What the task asks: Extract every record, keeping each one exactly as it is.

**** Given records

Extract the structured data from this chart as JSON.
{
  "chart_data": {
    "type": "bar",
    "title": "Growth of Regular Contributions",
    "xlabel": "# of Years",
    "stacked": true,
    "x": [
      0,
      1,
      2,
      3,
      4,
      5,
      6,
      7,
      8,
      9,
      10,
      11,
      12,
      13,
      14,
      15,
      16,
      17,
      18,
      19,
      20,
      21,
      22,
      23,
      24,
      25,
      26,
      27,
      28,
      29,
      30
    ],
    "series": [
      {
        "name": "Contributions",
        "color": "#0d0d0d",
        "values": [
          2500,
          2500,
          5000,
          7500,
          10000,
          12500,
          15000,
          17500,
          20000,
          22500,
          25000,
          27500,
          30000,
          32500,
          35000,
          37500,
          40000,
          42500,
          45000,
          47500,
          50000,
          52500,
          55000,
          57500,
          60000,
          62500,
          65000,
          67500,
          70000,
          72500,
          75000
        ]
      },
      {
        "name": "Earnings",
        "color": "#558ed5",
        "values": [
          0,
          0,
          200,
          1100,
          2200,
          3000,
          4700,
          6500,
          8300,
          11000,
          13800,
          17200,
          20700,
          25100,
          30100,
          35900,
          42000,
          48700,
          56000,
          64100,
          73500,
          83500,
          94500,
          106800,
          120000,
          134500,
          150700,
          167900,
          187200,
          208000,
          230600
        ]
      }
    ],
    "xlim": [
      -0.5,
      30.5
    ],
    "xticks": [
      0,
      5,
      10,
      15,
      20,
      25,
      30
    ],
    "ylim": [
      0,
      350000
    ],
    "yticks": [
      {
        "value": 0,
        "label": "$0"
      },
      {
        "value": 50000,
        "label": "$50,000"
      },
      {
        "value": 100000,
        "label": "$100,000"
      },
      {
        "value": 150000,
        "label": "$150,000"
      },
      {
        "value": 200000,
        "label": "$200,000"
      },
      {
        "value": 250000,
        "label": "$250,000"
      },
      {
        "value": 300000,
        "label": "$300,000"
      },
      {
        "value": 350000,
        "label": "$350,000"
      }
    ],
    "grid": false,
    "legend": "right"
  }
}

********

Answer below:
Extract the structured data from this chart as JSON.
{
  "chart_data": {
    "type": "bar",
    "title": "Growth of Regular Contributions",
    "xlabel": "# of Years",
    "stacked": true,
    "x": [
      0,
      1,
      2,
      3,
      4,
      5,
      6,
      7,
      8,
      9,
      10,
      11,
      12,
      13,
      14,
      15,
      16,
      17,
      18,
      19,
      20,
      21,
      22,
      23,
      24,
      25,
      26,
      27,
      28,
      29,
      30
    ],
    "series": [
      {
        "name": "Contributions",
        "color": "#0d0d0d",
        "values": [
          2500,
          2500,
          5000,
          7500,
          10000,
          12500,
          15000,
          17500,
          20000,
          22500,
          25000,
          27500,
          30000,
          32500,
          35000,
          37500,
          40000,
          42500,
          45000,
          47500,
          50000,
          52500,
          55000,
          57500,
          60000,
          62500,
          65000,
          67500,
          70000,
          72500,
          75000
        ]
      },
      {
        "name": "Earnings",
        "color": "#558ed5",
        "values": [
          0,
          0,
          200,
          1100,
          2200,
          3000,
          4700,
          6500,
          8300,
          11000,
          13800,
          17200,
          20700,
          25100,
          30100,
          35900,
          42000,
          48700,
          56000,
          64100,
          73500,
          83500,
          94500,
          106800,
          120000,
          134500,
          150700,
          167900,
          187200,
          208000,
          230600
        ]
      }
    ],
    "xlim": [
      -0.5,
      30.5
    ],
    "xticks": [
      0,
      5,
      10,
      15,
      20,
      25,
      30
    ],
    "ylim": [
      0,
      350000
    ],
    "yticks": [
      {
        "value": 0,
        "label": "$0"
      },
      {
        "value": 50000,
        "label": "$50,000"
      },
      {
        "value": 100000,
        "label": "$100,000"
      },
      {
        "value": 150000,
        "label": "$150,000"
      },
      {
        "value": 200000,
        "label": "$200,000"
      },
      {
        "value": 250000,
        "label": "$250,000"
      },
      {
        "value": 300000,
        "label": "$300,000"
      },
      {
        "value": 350000,
        "label": "$350,000"
      }
    ],
    "grid": false,
    "legend": "right"
  }
}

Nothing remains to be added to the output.